### REQUIREMENT
The records below must be output exactly, without pictures.
........
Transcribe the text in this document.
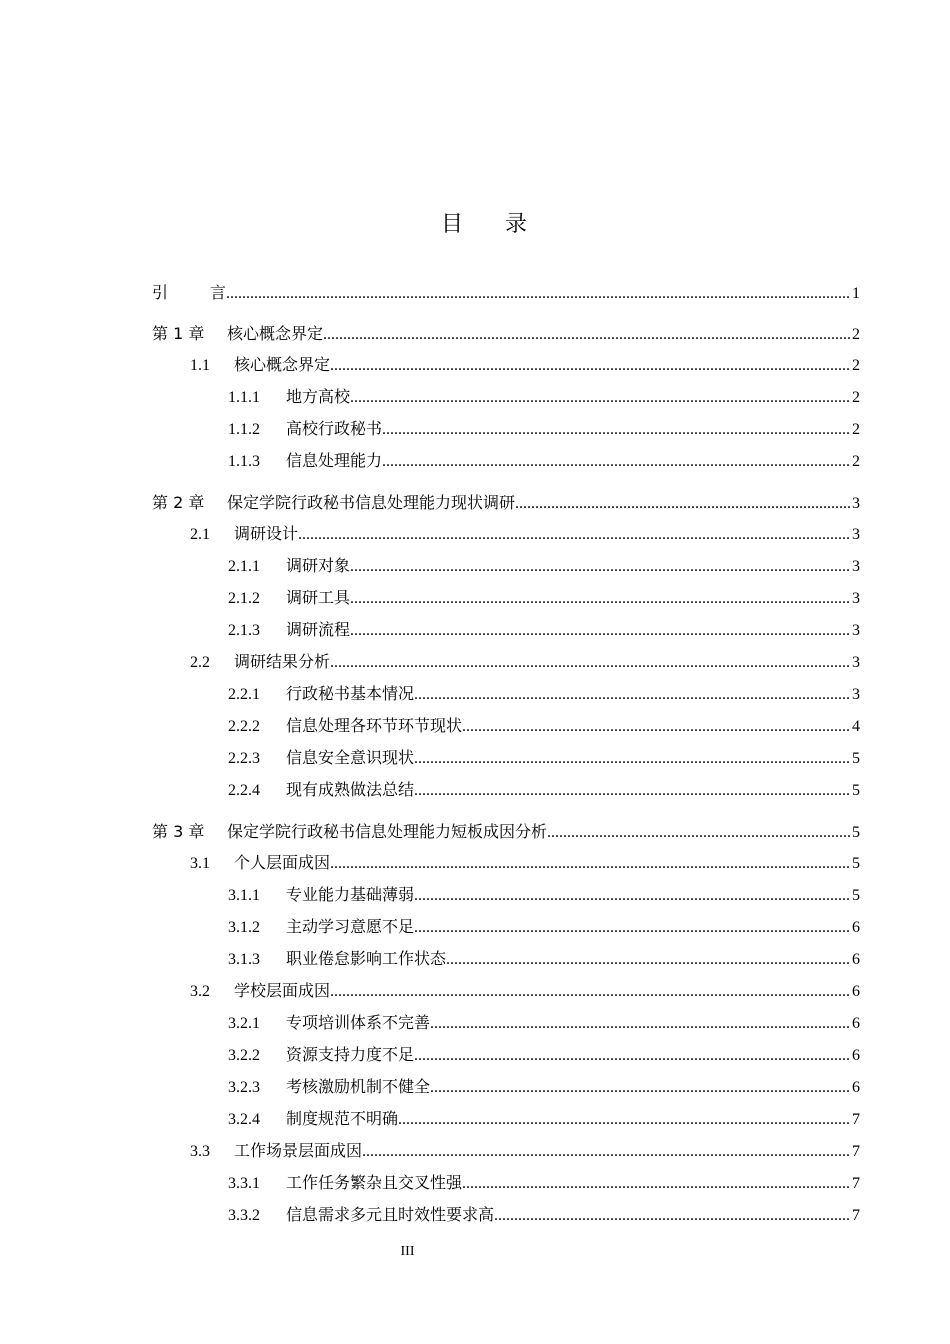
目录
引	言 .....	1
第 1 章 核心概念界定 .....	2
1.1 核心概念界定 .....	2
1.1.1 地方高校 .....	2
1.1.2 高校行政秘书 .....	2
1.1.3 信息处理能力 .....	2
第 2 章 保定学院行政秘书信息处理能力现状调研 .....	3
2.1 调研设计 .....	3
2.1.1 调研对象 .....	3
2.1.2 调研工具 .....	3
2.1.3 调研流程 .....	3
2.2 调研结果分析 .....	3
2.2.1 行政秘书基本情况 .....	3
2.2.2 信息处理各环节环节现状 .....	4
2.2.3 信息安全意识现状 .....	5
2.2.4 现有成熟做法总结 .....	5
第 3 章 保定学院行政秘书信息处理能力短板成因分析 .....	5
3.1 个人层面成因 .....	5
3.1.1 专业能力基础薄弱 .....	5
3.1.2 主动学习意愿不足 .....	6
3.1.3 职业倦怠影响工作状态 .....	6
3.2 学校层面成因 .....	6
3.2.1 专项培训体系不完善 .....	6
3.2.2 资源支持力度不足 .....	6
3.2.3 考核激励机制不健全 .....	6
3.2.4 制度规范不明确 .....	7
3.3 工作场景层面成因 .....	7
3.3.1 工作任务繁杂且交叉性强 .....	7
3.3.2 信息需求多元且时效性要求高 .....	7
III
........
### CORRECT OUTPUT
Transcribe the text in this document.
目录
引	言 .....	1
第 1 章 核心概念界定 .....	2
1.1 核心概念界定 .....	2
1.1.1 地方高校 .....	2
1.1.2 高校行政秘书 .....	2
1.1.3 信息处理能力 .....	2
第 2 章 保定学院行政秘书信息处理能力现状调研 .....	3
2.1 调研设计 .....	3
2.1.1 调研对象 .....	3
2.1.2 调研工具 .....	3
2.1.3 调研流程 .....	3
2.2 调研结果分析 .....	3
2.2.1 行政秘书基本情况 .....	3
2.2.2 信息处理各环节环节现状 .....	4
2.2.3 信息安全意识现状 .....	5
2.2.4 现有成熟做法总结 .....	5
第 3 章 保定学院行政秘书信息处理能力短板成因分析 .....	5
3.1 个人层面成因 .....	5
3.1.1 专业能力基础薄弱 .....	5
3.1.2 主动学习意愿不足 .....	6
3.1.3 职业倦怠影响工作状态 .....	6
3.2 学校层面成因 .....	6
3.2.1 专项培训体系不完善 .....	6
3.2.2 资源支持力度不足 .....	6
3.2.3 考核激励机制不健全 .....	6
3.2.4 制度规范不明确 .....	7
3.3 工作场景层面成因 .....	7
3.3.1 工作任务繁杂且交叉性强 .....	7
3.3.2 信息需求多元且时效性要求高 .....	7
III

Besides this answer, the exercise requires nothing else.